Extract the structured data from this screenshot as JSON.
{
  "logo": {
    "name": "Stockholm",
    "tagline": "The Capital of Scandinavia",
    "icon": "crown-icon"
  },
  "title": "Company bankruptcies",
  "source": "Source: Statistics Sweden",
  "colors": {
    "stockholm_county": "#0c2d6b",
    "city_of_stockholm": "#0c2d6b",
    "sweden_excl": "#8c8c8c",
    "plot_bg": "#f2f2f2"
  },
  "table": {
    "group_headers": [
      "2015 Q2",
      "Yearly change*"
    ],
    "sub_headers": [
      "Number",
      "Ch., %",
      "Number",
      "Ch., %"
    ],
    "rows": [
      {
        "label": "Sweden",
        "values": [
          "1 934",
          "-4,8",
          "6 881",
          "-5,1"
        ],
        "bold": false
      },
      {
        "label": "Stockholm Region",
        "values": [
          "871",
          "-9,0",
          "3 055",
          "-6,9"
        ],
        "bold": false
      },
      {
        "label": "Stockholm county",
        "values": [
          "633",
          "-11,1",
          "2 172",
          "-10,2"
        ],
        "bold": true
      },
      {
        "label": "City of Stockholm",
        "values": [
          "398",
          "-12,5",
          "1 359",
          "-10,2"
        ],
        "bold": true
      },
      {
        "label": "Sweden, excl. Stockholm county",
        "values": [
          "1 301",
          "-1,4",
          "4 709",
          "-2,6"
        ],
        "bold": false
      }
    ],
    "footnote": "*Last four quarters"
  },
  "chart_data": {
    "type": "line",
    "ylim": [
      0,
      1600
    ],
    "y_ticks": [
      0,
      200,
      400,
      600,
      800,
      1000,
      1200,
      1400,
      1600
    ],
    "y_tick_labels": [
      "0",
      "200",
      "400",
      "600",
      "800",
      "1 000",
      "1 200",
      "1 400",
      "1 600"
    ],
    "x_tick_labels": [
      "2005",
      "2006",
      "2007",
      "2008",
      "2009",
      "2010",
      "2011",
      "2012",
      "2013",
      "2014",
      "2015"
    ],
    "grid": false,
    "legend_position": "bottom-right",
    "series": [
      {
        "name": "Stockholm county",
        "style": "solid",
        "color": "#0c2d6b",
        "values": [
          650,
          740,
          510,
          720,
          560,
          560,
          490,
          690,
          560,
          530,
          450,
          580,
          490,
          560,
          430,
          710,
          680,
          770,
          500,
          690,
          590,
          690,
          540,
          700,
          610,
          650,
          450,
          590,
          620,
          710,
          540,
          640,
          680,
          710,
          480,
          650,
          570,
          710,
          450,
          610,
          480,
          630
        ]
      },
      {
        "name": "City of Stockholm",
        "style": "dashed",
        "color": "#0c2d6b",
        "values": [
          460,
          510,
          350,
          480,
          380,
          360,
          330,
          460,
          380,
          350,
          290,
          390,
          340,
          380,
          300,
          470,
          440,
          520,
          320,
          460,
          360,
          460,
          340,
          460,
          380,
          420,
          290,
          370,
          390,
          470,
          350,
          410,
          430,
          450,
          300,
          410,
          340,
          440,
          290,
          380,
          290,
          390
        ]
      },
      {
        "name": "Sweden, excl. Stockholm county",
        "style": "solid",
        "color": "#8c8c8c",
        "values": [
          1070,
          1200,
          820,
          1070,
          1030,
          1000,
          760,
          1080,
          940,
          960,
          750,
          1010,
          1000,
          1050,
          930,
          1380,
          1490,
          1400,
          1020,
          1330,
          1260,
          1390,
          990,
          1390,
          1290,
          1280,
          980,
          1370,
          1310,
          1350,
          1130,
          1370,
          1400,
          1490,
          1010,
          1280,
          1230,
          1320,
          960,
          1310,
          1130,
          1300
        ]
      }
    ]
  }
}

■ ■ ■ ■ ■ ■ ■

Repeat every record, keeping each word and mark exactly as it is.

● **Answer**
Extract the structured data from this screenshot as JSON.
{
  "logo": {
    "name": "Stockholm",
    "tagline": "The Capital of Scandinavia",
    "icon": "crown-icon"
  },
  "title": "Company bankruptcies",
  "source": "Source: Statistics Sweden",
  "colors": {
    "stockholm_county": "#0c2d6b",
    "city_of_stockholm": "#0c2d6b",
    "sweden_excl": "#8c8c8c",
    "plot_bg": "#f2f2f2"
  },
  "table": {
    "group_headers": [
      "2015 Q2",
      "Yearly change*"
    ],
    "sub_headers": [
      "Number",
      "Ch., %",
      "Number",
      "Ch., %"
    ],
    "rows": [
      {
        "label": "Sweden",
        "values": [
          "1 934",
          "-4,8",
          "6 881",
          "-5,1"
        ],
        "bold": false
      },
      {
        "label": "Stockholm Region",
        "values": [
          "871",
          "-9,0",
          "3 055",
          "-6,9"
        ],
        "bold": false
      },
      {
        "label": "Stockholm county",
        "values": [
          "633",
          "-11,1",
          "2 172",
          "-10,2"
        ],
        "bold": true
      },
      {
        "label": "City of Stockholm",
        "values": [
          "398",
          "-12,5",
          "1 359",
          "-10,2"
        ],
        "bold": true
      },
      {
        "label": "Sweden, excl. Stockholm county",
        "values": [
          "1 301",
          "-1,4",
          "4 709",
          "-2,6"
        ],
        "bold": false
      }
    ],
    "footnote": "*Last four quarters"
  },
  "chart_data": {
    "type": "line",
    "ylim": [
      0,
      1600
    ],
    "y_ticks": [
      0,
      200,
      400,
      600,
      800,
      1000,
      1200,
      1400,
      1600
    ],
    "y_tick_labels": [
      "0",
      "200",
      "400",
      "600",
      "800",
      "1 000",
      "1 200",
      "1 400",
      "1 600"
    ],
    "x_tick_labels": [
      "2005",
      "2006",
      "2007",
      "2008",
      "2009",
      "2010",
      "2011",
      "2012",
      "2013",
      "2014",
      "2015"
    ],
    "grid": false,
    "legend_position": "bottom-right",
    "series": [
      {
        "name": "Stockholm county",
        "style": "solid",
        "color": "#0c2d6b",
        "values": [
          650,
          740,
          510,
          720,
          560,
          560,
          490,
          690,
          560,
          530,
          450,
          580,
          490,
          560,
          430,
          710,
          680,
          770,
          500,
          690,
          590,
          690,
          540,
          700,
          610,
          650,
          450,
          590,
          620,
          710,
          540,
          640,
          680,
          710,
          480,
          650,
          570,
          710,
          450,
          610,
          480,
          630
        ]
      },
      {
        "name": "City of Stockholm",
        "style": "dashed",
        "color": "#0c2d6b",
        "values": [
          460,
          510,
          350,
          480,
          380,
          360,
          330,
          460,
          380,
          350,
          290,
          390,
          340,
          380,
          300,
          470,
          440,
          520,
          320,
          460,
          360,
          460,
          340,
          460,
          380,
          420,
          290,
          370,
          390,
          470,
          350,
          410,
          430,
          450,
          300,
          410,
          340,
          440,
          290,
          380,
          290,
          390
        ]
      },
      {
        "name": "Sweden, excl. Stockholm county",
        "style": "solid",
        "color": "#8c8c8c",
        "values": [
          1070,
          1200,
          820,
          1070,
          1030,
          1000,
          760,
          1080,
          940,
          960,
          750,
          1010,
          1000,
          1050,
          930,
          1380,
          1490,
          1400,
          1020,
          1330,
          1260,
          1390,
          990,
          1390,
          1290,
          1280,
          980,
          1370,
          1310,
          1350,
          1130,
          1370,
          1400,
          1490,
          1010,
          1280,
          1230,
          1320,
          960,
          1310,
          1130,
          1300
        ]
      }
    ]
  }
}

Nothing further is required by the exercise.